Problem statement -
Look through the listing for the word "morning". Copy each line that has it.

─── Stored records ───

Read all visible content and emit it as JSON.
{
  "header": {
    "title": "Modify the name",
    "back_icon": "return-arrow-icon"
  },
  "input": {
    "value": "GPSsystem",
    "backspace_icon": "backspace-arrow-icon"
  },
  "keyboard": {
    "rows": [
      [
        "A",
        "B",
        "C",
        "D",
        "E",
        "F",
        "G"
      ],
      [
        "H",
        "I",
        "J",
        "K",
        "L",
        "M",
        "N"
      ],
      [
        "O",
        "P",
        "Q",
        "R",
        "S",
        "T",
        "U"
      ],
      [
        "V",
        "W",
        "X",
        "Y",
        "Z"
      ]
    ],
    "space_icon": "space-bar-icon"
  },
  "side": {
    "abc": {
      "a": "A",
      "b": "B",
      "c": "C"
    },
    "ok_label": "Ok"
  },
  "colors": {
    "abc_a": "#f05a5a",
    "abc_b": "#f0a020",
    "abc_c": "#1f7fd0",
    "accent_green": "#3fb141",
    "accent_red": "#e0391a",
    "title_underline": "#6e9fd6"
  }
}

───
─── Stored records ───

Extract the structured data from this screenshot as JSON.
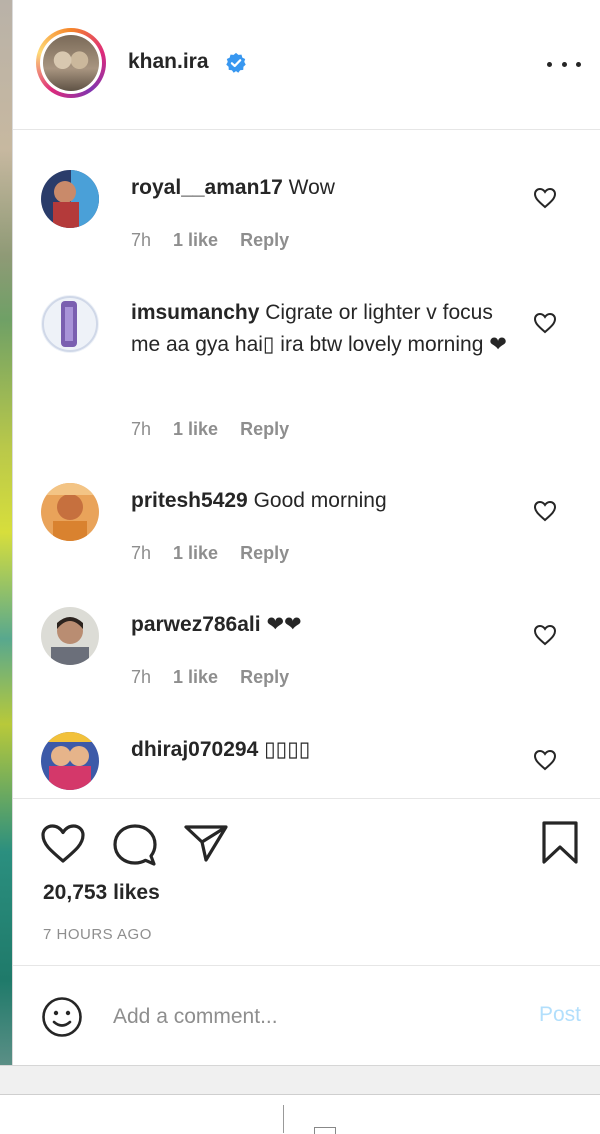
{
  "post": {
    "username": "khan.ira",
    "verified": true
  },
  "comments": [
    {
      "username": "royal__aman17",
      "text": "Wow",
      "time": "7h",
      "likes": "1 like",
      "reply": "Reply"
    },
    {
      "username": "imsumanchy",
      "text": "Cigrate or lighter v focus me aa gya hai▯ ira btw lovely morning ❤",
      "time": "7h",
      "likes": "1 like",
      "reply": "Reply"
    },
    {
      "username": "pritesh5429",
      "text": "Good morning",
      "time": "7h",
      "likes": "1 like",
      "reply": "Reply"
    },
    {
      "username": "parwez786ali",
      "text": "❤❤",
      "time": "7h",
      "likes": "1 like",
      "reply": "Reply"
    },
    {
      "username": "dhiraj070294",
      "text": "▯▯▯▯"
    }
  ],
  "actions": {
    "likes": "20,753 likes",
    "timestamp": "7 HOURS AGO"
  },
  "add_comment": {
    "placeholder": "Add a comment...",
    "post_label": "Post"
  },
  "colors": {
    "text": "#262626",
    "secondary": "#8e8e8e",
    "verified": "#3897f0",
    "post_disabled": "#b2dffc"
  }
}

───
─── Stored records ───

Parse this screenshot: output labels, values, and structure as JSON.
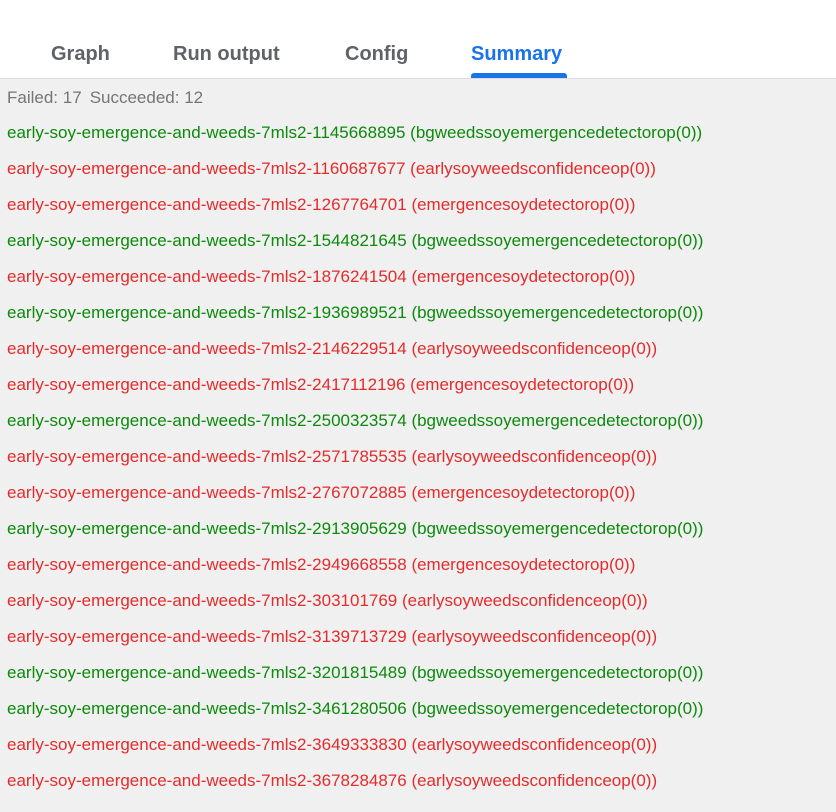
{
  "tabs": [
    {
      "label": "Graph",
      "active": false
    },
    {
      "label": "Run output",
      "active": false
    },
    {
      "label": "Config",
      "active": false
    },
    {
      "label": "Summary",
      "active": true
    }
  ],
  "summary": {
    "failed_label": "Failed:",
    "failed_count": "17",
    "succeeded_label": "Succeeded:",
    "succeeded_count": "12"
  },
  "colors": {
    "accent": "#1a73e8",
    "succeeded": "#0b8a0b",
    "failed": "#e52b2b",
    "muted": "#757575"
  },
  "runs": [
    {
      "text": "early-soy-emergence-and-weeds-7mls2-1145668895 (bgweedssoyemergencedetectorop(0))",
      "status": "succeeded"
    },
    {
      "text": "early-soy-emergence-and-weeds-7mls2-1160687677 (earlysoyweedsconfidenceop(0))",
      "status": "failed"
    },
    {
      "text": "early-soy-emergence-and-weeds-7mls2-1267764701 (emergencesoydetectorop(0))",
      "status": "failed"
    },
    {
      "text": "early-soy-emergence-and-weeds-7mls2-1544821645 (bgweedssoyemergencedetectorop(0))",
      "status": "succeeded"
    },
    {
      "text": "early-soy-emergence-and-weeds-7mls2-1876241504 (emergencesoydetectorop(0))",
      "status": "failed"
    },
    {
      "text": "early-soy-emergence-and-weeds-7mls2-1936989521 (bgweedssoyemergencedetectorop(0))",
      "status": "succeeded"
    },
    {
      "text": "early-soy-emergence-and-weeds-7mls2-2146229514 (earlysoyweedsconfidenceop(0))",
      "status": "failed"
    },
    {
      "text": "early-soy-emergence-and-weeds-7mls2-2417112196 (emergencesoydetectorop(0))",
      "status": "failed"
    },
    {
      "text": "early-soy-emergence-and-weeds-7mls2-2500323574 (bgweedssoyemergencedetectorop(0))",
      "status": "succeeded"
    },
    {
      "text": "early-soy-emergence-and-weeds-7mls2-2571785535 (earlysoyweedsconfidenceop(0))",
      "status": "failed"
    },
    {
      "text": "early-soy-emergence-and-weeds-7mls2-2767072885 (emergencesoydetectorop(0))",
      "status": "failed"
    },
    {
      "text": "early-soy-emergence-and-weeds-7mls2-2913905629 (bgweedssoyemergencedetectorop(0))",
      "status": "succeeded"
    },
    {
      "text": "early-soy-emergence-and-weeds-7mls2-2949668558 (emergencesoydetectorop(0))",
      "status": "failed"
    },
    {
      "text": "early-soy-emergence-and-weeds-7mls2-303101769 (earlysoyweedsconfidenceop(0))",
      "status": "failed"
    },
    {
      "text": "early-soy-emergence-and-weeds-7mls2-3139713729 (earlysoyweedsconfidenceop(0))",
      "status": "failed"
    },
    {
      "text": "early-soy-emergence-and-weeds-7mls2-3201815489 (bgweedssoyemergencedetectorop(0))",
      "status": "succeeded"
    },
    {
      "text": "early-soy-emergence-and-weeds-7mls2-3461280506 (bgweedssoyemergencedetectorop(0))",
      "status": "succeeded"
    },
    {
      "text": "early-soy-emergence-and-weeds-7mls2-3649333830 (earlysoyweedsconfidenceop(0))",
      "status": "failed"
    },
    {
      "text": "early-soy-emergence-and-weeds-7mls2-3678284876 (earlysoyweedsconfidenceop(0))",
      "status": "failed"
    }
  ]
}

───

Result for this task -
      "text": "Cigrate or lighter v focus me aa gya hai▯ ira btw lovely morning ❤",
      "text": "Good morning",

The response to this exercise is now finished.